--- DIRECTION ---
Each line that follows is to be retyped exactly.

>>>

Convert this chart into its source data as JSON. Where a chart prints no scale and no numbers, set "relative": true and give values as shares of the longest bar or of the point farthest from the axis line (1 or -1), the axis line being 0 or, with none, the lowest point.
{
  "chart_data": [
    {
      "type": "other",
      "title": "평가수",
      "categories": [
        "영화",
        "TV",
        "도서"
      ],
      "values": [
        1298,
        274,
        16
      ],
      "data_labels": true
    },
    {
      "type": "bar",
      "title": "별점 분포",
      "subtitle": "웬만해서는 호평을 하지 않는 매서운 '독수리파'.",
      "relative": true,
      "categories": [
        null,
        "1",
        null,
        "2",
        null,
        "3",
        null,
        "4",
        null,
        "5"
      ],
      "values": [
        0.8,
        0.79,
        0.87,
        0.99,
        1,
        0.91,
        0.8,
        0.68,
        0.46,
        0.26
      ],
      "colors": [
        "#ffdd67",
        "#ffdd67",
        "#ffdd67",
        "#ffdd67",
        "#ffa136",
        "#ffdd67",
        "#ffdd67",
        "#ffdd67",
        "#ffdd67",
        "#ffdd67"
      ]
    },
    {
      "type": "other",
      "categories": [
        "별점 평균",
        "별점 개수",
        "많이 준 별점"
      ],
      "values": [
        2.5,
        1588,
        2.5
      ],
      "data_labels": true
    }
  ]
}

<<<

--- FINISHED EXERCISE ---
Convert this chart into its source data as JSON. Where a chart prints no scale and no numbers, set "relative": true and give values as shares of the longest bar or of the point farthest from the axis line (1 or -1), the axis line being 0 or, with none, the lowest point.
{
  "chart_data": [
    {
      "type": "other",
      "title": "평가수",
      "categories": [
        "영화",
        "TV",
        "도서"
      ],
      "values": [
        1298,
        274,
        16
      ],
      "data_labels": true
    },
    {
      "type": "bar",
      "title": "별점 분포",
      "subtitle": "웬만해서는 호평을 하지 않는 매서운 '독수리파'.",
      "relative": true,
      "categories": [
        null,
        "1",
        null,
        "2",
        null,
        "3",
        null,
        "4",
        null,
        "5"
      ],
      "values": [
        0.8,
        0.79,
        0.87,
        0.99,
        1,
        0.91,
        0.8,
        0.68,
        0.46,
        0.26
      ],
      "colors": [
        "#ffdd67",
        "#ffdd67",
        "#ffdd67",
        "#ffdd67",
        "#ffa136",
        "#ffdd67",
        "#ffdd67",
        "#ffdd67",
        "#ffdd67",
        "#ffdd67"
      ]
    },
    {
      "type": "other",
      "categories": [
        "별점 평균",
        "별점 개수",
        "많이 준 별점"
      ],
      "values": [
        2.5,
        1588,
        2.5
      ],
      "data_labels": true
    }
  ]
}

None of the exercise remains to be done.